=== Exercise directions ===
Copy the records below exactly, leaving out any pictures.

------------------------------------------------

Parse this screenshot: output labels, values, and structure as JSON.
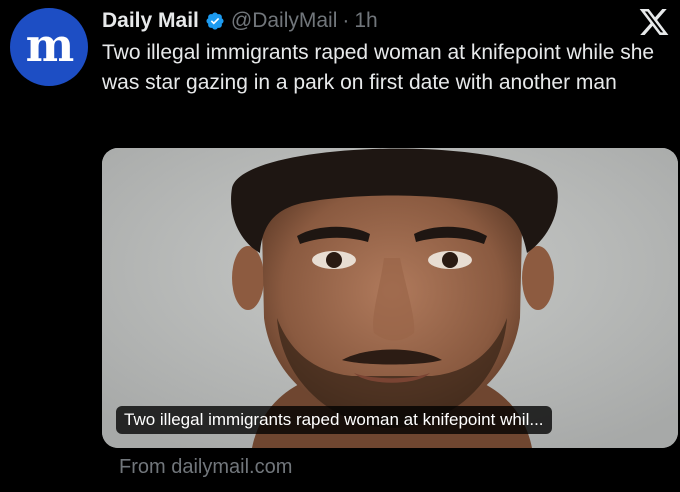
{
  "post": {
    "author_name": "Daily Mail",
    "handle": "@DailyMail",
    "separator": "·",
    "time": "1h",
    "avatar_letter": "m",
    "text": "Two illegal immigrants raped woman at knifepoint while she was star gazing in a park on first date with another man"
  },
  "link_card": {
    "title": "Two illegal immigrants raped woman at knifepoint whil...",
    "source": "From dailymail.com"
  },
  "icons": {
    "verified": "verified-badge-icon",
    "platform": "x-logo-icon"
  },
  "colors": {
    "background": "#000000",
    "text": "#e7e9ea",
    "muted": "#71767b",
    "verified": "#1d9bf0",
    "avatar": "#1d4ec4"
  }
}
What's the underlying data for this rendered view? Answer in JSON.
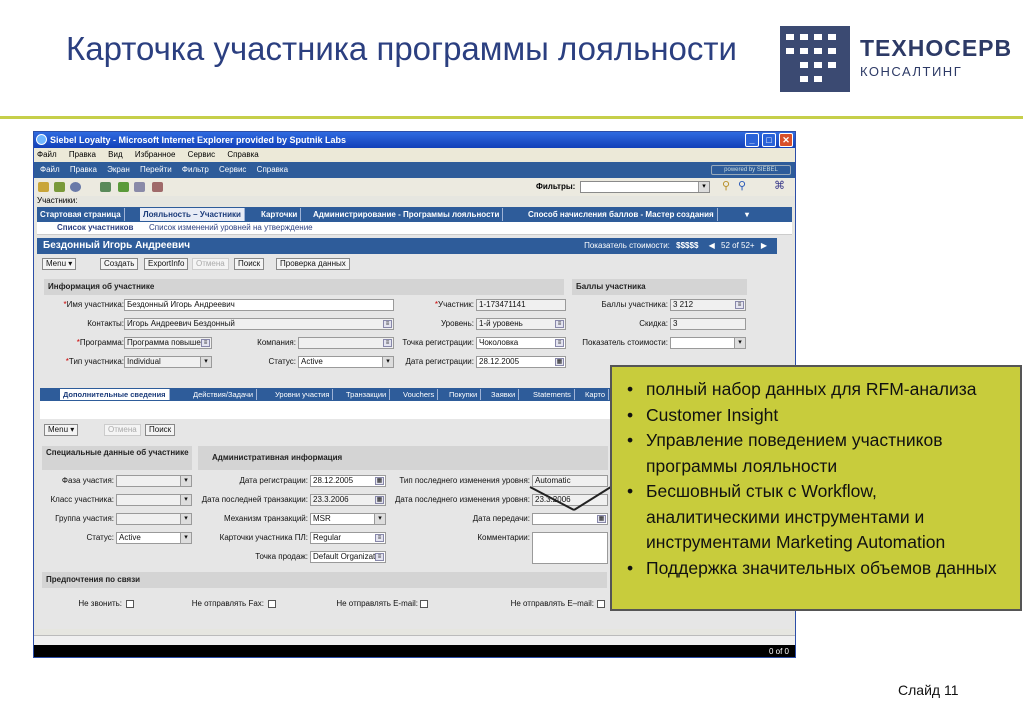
{
  "slide": {
    "title": "Карточка участника программы лояльности",
    "logo_line1": "ТЕХНОСЕРВ",
    "logo_line2": "КОНСАЛТИНГ",
    "slide_number": "Слайд 11"
  },
  "browser": {
    "title": "Siebel Loyalty - Microsoft Internet Explorer provided by Sputnik Labs",
    "menu": [
      "Файл",
      "Правка",
      "Вид",
      "Избранное",
      "Сервис",
      "Справка"
    ]
  },
  "siebel": {
    "app_menu": [
      "Файл",
      "Правка",
      "Экран",
      "Перейти",
      "Фильтр",
      "Сервис",
      "Справка"
    ],
    "powered_by": "powered by SIEBEL",
    "filter_label": "Фильтры:",
    "breadcrumb": "Участники:",
    "tabs": [
      "Стартовая страница",
      "Лояльность – Участники",
      "Карточки",
      "Администрирование - Программы лояльности",
      "Способ начисления баллов - Мастер создания"
    ],
    "subtabs": [
      "Список участников",
      "Список изменений уровней на утверждение"
    ],
    "record_title": "Бездонный Игорь Андреевич",
    "value_indicator_label": "Показатель стоимости:",
    "value_indicator": "$$$$$",
    "record_count": "52 of 52+",
    "buttons": {
      "menu": "Menu ▾",
      "create": "Создать",
      "export": "ExportInfo",
      "cancel": "Отмена",
      "search": "Поиск",
      "check": "Проверка данных"
    },
    "section_info": "Информация об участнике",
    "section_points": "Баллы участника",
    "fields": {
      "name_label": "Имя участника:",
      "name_value": "Бездонный Игорь Андреевич",
      "contacts_label": "Контакты:",
      "contacts_value": "Игорь Андреевич Бездонный",
      "program_label": "Программа:",
      "program_value": "Программа повыше",
      "type_label": "Тип участника:",
      "type_value": "Individual",
      "company_label": "Компания:",
      "status_label": "Статус:",
      "status_value": "Active",
      "member_label": "Участник:",
      "member_value": "1-173471141",
      "level_label": "Уровень:",
      "level_value": "1-й уровень",
      "regpoint_label": "Точка регистрации:",
      "regpoint_value": "Чоколовка",
      "regdate_label": "Дата регистрации:",
      "regdate_value": "28.12.2005",
      "points_label": "Баллы участника:",
      "points_value": "3 212",
      "discount_label": "Скидка:",
      "discount_value": "3",
      "valueind_label": "Показатель стоимости:"
    },
    "child_tabs": [
      "Дополнительные сведения",
      "Действия/Задачи",
      "Уровни участия",
      "Транзакции",
      "Vouchers",
      "Покупки",
      "Заявки",
      "Statements",
      "Карто"
    ],
    "child_buttons": {
      "menu": "Menu ▾",
      "cancel": "Отмена",
      "search": "Поиск"
    },
    "section_special": "Специальные данные об участнике",
    "section_admin": "Административная информация",
    "special": {
      "phase_label": "Фаза участия:",
      "class_label": "Класс участника:",
      "group_label": "Группа участия:",
      "status_label": "Статус:",
      "status_value": "Active"
    },
    "admin": {
      "regdate_label": "Дата регистрации:",
      "regdate_value": "28.12.2005",
      "lasttx_label": "Дата последней транзакции:",
      "lasttx_value": "23.3.2006",
      "mech_label": "Механизм транзакций:",
      "mech_value": "MSR",
      "cards_label": "Карточки участника ПЛ:",
      "cards_value": "Regular",
      "pos_label": "Точка продаж:",
      "pos_value": "Default Organizat",
      "lastlevel_type_label": "Тип последнего изменения уровня:",
      "lastlevel_type_value": "Automatic",
      "lastlevel_date_label": "Дата последнего изменения уровня:",
      "lastlevel_date_value": "23.3.2006",
      "transfer_label": "Дата передачи:",
      "comments_label": "Комментарии:"
    },
    "section_prefs": "Предпочтения по связи",
    "prefs": [
      "Не звонить:",
      "Не отправлять Fax:",
      "Не отправлять E-mail:",
      "Не отправлять E–mail:"
    ],
    "status_count": "0 of 0"
  },
  "callout": {
    "items": [
      "полный набор данных для RFM-анализа",
      "Customer Insight",
      "Управление поведением участников программы лояльности",
      "Бесшовный стык с Workflow, аналитическими инструментами и инструментами Marketing Automation",
      "Поддержка значительных объемов данных"
    ]
  },
  "colors": {
    "title_blue": "#2b3f80",
    "accent_green": "#c6cf4a",
    "callout_bg": "#c8cc3c",
    "siebel_blue": "#2e5c9a"
  }
}
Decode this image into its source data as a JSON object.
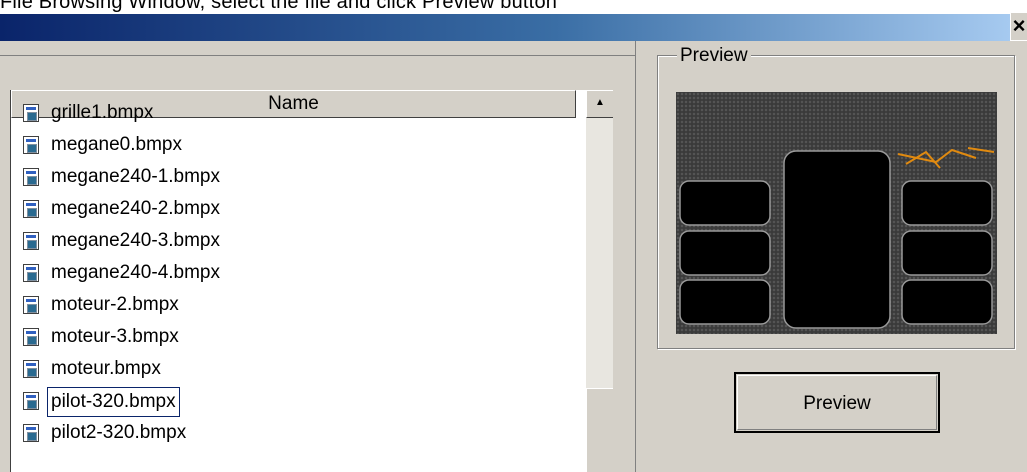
{
  "window": {
    "title": "File Browsing Window, select the file and click Preview button"
  },
  "list": {
    "header_name": "Name",
    "rows": [
      {
        "name": "grille1.bmpx"
      },
      {
        "name": "megane0.bmpx"
      },
      {
        "name": "megane240-1.bmpx"
      },
      {
        "name": "megane240-2.bmpx"
      },
      {
        "name": "megane240-3.bmpx"
      },
      {
        "name": "megane240-4.bmpx"
      },
      {
        "name": "moteur-2.bmpx"
      },
      {
        "name": "moteur-3.bmpx"
      },
      {
        "name": "moteur.bmpx"
      },
      {
        "name": "pilot-320.bmpx"
      },
      {
        "name": "pilot2-320.bmpx"
      }
    ],
    "selected": "pilot-320.bmpx"
  },
  "preview": {
    "group_label": "Preview",
    "button_label": "Preview",
    "image_caption": ""
  },
  "icons": {
    "close": "close-icon",
    "scroll_up": "scroll-up-arrow-icon",
    "file": "bitmap-file-icon"
  },
  "colors": {
    "titlebar_start": "#0a246a",
    "titlebar_end": "#a6caf0",
    "face": "#d4d0c8"
  }
}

------------------------------------------------

=== Full response ===
Parse this screenshot: output labels, values, and structure as JSON.
{
  "post": {
    "author_name": "Daily Mail",
    "handle": "@DailyMail",
    "separator": "·",
    "time": "1h",
    "avatar_letter": "m",
    "text": "Two illegal immigrants raped woman at knifepoint while she was star gazing in a park on first date with another man"
  },
  "link_card": {
    "title": "Two illegal immigrants raped woman at knifepoint whil...",
    "source": "From dailymail.com"
  },
  "icons": {
    "verified": "verified-badge-icon",
    "platform": "x-logo-icon"
  },
  "colors": {
    "background": "#000000",
    "text": "#e7e9ea",
    "muted": "#71767b",
    "verified": "#1d9bf0",
    "avatar": "#1d4ec4"
  }
}
What's the underlying data for this rendered view? Answer in JSON.
{
  "slide": {
    "title": "Карточка участника программы лояльности",
    "logo_line1": "ТЕХНОСЕРВ",
    "logo_line2": "КОНСАЛТИНГ",
    "slide_number": "Слайд 11"
  },
  "browser": {
    "title": "Siebel Loyalty - Microsoft Internet Explorer provided by Sputnik Labs",
    "menu": [
      "Файл",
      "Правка",
      "Вид",
      "Избранное",
      "Сервис",
      "Справка"
    ]
  },
  "siebel": {
    "app_menu": [
      "Файл",
      "Правка",
      "Экран",
      "Перейти",
      "Фильтр",
      "Сервис",
      "Справка"
    ],
    "powered_by": "powered by SIEBEL",
    "filter_label": "Фильтры:",
    "breadcrumb": "Участники:",
    "tabs": [
      "Стартовая страница",
      "Лояльность – Участники",
      "Карточки",
      "Администрирование - Программы лояльности",
      "Способ начисления баллов - Мастер создания"
    ],
    "subtabs": [
      "Список участников",
      "Список изменений уровней на утверждение"
    ],
    "record_title": "Бездонный Игорь Андреевич",
    "value_indicator_label": "Показатель стоимости:",
    "value_indicator": "$$$$$",
    "record_count": "52 of 52+",
    "buttons": {
      "menu": "Menu ▾",
      "create": "Создать",
      "export": "ExportInfo",
      "cancel": "Отмена",
      "search": "Поиск",
      "check": "Проверка данных"
    },
    "section_info": "Информация об участнике",
    "section_points": "Баллы участника",
    "fields": {
      "name_label": "Имя участника:",
      "name_value": "Бездонный Игорь Андреевич",
      "contacts_label": "Контакты:",
      "contacts_value": "Игорь Андреевич Бездонный",
      "program_label": "Программа:",
      "program_value": "Программа повыше",
      "type_label": "Тип участника:",
      "type_value": "Individual",
      "company_label": "Компания:",
      "status_label": "Статус:",
      "status_value": "Active",
      "member_label": "Участник:",
      "member_value": "1-173471141",
      "level_label": "Уровень:",
      "level_value": "1-й уровень",
      "regpoint_label": "Точка регистрации:",
      "regpoint_value": "Чоколовка",
      "regdate_label": "Дата регистрации:",
      "regdate_value": "28.12.2005",
      "points_label": "Баллы участника:",
      "points_value": "3 212",
      "discount_label": "Скидка:",
      "discount_value": "3",
      "valueind_label": "Показатель стоимости:"
    },
    "child_tabs": [
      "Дополнительные сведения",
      "Действия/Задачи",
      "Уровни участия",
      "Транзакции",
      "Vouchers",
      "Покупки",
      "Заявки",
      "Statements",
      "Карто"
    ],
    "child_buttons": {
      "menu": "Menu ▾",
      "cancel": "Отмена",
      "search": "Поиск"
    },
    "section_special": "Специальные данные об участнике",
    "section_admin": "Административная информация",
    "special": {
      "phase_label": "Фаза участия:",
      "class_label": "Класс участника:",
      "group_label": "Группа участия:",
      "status_label": "Статус:",
      "status_value": "Active"
    },
    "admin": {
      "regdate_label": "Дата регистрации:",
      "regdate_value": "28.12.2005",
      "lasttx_label": "Дата последней транзакции:",
      "lasttx_value": "23.3.2006",
      "mech_label": "Механизм транзакций:",
      "mech_value": "MSR",
      "cards_label": "Карточки участника ПЛ:",
      "cards_value": "Regular",
      "pos_label": "Точка продаж:",
      "pos_value": "Default Organizat",
      "lastlevel_type_label": "Тип последнего изменения уровня:",
      "lastlevel_type_value": "Automatic",
      "lastlevel_date_label": "Дата последнего изменения уровня:",
      "lastlevel_date_value": "23.3.2006",
      "transfer_label": "Дата передачи:",
      "comments_label": "Комментарии:"
    },
    "section_prefs": "Предпочтения по связи",
    "prefs": [
      "Не звонить:",
      "Не отправлять Fax:",
      "Не отправлять E-mail:",
      "Не отправлять E–mail:"
    ],
    "status_count": "0 of 0"
  },
  "callout": {
    "items": [
      "полный набор данных для RFM-анализа",
      "Customer Insight",
      "Управление поведением участников программы лояльности",
      "Бесшовный стык с Workflow, аналитическими инструментами и инструментами Marketing Automation",
      "Поддержка значительных объемов данных"
    ]
  },
  "colors": {
    "title_blue": "#2b3f80",
    "accent_green": "#c6cf4a",
    "callout_bg": "#c8cc3c",
    "siebel_blue": "#2e5c9a"
  }
}
Decode this image into its source data as a JSON object.
{
  "window": {
    "title": "File Browsing Window, select the file and click Preview button"
  },
  "list": {
    "header_name": "Name",
    "rows": [
      {
        "name": "grille1.bmpx"
      },
      {
        "name": "megane0.bmpx"
      },
      {
        "name": "megane240-1.bmpx"
      },
      {
        "name": "megane240-2.bmpx"
      },
      {
        "name": "megane240-3.bmpx"
      },
      {
        "name": "megane240-4.bmpx"
      },
      {
        "name": "moteur-2.bmpx"
      },
      {
        "name": "moteur-3.bmpx"
      },
      {
        "name": "moteur.bmpx"
      },
      {
        "name": "pilot-320.bmpx"
      },
      {
        "name": "pilot2-320.bmpx"
      }
    ],
    "selected": "pilot-320.bmpx"
  },
  "preview": {
    "group_label": "Preview",
    "button_label": "Preview",
    "image_caption": ""
  },
  "icons": {
    "close": "close-icon",
    "scroll_up": "scroll-up-arrow-icon",
    "file": "bitmap-file-icon"
  },
  "colors": {
    "titlebar_start": "#0a246a",
    "titlebar_end": "#a6caf0",
    "face": "#d4d0c8"
  }
}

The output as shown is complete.